> [WHAT THE TASK REQUIRES]
Search the data for the word "different" and copy every line where it occurs.

> [DATA SUPPLIED]
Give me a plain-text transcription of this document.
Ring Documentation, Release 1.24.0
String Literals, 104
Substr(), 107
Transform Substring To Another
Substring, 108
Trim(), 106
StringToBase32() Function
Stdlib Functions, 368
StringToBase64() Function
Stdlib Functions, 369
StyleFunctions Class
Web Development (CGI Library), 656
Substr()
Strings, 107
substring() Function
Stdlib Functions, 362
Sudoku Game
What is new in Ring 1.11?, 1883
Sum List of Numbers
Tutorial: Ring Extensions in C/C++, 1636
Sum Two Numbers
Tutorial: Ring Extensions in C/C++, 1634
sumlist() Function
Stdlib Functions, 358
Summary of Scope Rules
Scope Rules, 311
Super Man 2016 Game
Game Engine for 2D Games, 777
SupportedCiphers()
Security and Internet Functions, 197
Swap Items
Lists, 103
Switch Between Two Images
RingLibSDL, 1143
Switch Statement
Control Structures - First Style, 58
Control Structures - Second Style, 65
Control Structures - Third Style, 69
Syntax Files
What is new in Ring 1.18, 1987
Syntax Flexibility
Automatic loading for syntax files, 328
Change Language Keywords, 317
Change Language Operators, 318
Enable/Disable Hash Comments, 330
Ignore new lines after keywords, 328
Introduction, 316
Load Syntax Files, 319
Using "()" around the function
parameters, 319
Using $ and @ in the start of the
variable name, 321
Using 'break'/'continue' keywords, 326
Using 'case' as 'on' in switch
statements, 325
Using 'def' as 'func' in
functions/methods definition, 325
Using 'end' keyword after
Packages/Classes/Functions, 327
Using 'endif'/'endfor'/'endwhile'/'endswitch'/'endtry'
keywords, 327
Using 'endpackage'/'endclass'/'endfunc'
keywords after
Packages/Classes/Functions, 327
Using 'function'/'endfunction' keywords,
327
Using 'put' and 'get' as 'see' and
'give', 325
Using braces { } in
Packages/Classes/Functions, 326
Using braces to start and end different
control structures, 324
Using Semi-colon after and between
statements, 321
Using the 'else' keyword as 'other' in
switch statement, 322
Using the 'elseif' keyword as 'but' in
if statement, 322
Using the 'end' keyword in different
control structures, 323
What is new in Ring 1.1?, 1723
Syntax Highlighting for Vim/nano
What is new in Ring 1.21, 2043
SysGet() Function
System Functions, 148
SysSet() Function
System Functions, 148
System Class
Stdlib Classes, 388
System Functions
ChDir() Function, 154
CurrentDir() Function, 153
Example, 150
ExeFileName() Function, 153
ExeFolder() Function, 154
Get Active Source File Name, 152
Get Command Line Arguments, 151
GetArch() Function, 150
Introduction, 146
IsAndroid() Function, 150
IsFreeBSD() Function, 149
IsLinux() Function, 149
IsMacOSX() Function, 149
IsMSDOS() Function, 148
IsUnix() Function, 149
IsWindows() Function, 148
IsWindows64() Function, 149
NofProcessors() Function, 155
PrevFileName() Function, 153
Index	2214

--

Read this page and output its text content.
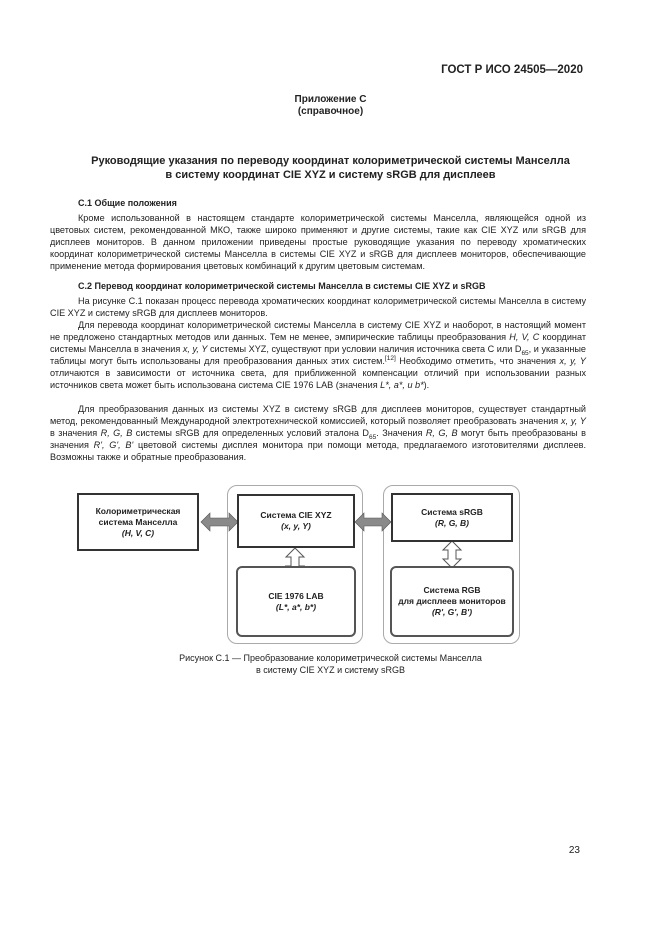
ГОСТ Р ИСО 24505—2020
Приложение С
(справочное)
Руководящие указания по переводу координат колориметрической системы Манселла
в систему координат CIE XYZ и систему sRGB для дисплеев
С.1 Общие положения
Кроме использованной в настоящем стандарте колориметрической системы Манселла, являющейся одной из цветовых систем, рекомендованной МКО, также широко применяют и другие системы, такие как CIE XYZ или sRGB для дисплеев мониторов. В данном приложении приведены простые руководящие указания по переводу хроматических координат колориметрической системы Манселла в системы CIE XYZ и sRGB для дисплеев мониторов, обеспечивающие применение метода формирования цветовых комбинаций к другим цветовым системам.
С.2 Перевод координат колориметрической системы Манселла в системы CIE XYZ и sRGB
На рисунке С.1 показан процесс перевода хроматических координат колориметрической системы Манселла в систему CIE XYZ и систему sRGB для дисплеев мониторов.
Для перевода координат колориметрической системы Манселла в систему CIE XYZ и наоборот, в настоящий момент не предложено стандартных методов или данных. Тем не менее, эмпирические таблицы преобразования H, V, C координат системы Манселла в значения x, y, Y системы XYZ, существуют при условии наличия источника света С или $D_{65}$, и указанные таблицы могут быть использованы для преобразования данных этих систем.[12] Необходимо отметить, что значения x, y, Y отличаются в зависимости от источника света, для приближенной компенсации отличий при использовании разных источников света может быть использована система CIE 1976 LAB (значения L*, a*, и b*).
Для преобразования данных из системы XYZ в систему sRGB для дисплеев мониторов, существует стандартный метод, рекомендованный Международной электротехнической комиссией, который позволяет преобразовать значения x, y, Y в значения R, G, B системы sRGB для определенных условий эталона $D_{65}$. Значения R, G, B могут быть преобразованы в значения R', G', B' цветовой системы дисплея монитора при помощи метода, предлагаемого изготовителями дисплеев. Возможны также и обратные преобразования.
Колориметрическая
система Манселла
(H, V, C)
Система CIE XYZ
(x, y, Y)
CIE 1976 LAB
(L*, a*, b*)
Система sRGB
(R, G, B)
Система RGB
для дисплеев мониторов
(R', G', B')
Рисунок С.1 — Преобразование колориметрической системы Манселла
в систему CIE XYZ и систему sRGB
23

--

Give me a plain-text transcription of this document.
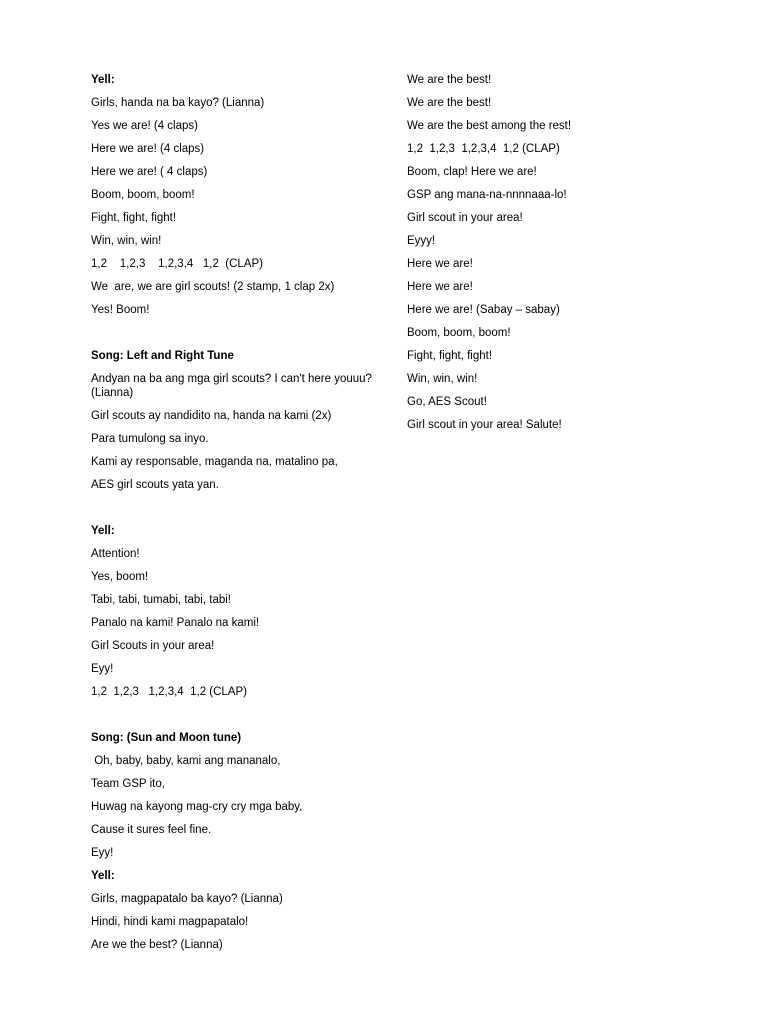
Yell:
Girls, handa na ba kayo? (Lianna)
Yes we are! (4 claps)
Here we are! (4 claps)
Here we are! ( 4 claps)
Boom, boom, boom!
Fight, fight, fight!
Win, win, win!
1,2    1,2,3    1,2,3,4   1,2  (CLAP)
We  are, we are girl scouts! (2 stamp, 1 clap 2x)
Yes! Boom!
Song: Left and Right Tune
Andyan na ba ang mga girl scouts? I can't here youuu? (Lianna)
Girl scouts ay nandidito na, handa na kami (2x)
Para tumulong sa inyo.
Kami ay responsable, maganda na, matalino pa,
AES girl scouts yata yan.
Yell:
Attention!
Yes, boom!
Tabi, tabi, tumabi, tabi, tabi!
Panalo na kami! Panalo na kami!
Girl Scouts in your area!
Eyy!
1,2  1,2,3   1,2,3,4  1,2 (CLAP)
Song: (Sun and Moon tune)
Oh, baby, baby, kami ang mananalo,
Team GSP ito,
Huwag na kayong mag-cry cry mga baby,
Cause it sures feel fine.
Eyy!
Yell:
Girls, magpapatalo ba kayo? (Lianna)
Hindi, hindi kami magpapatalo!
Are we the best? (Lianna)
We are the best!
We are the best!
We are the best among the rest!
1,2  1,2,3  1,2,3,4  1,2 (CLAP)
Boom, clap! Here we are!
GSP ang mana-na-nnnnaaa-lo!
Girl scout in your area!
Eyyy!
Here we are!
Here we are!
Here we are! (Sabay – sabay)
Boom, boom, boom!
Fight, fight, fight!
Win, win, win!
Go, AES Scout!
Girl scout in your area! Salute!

> [RESPONSE BELOW]
Using braces to start and end different
Using the 'end' keyword in different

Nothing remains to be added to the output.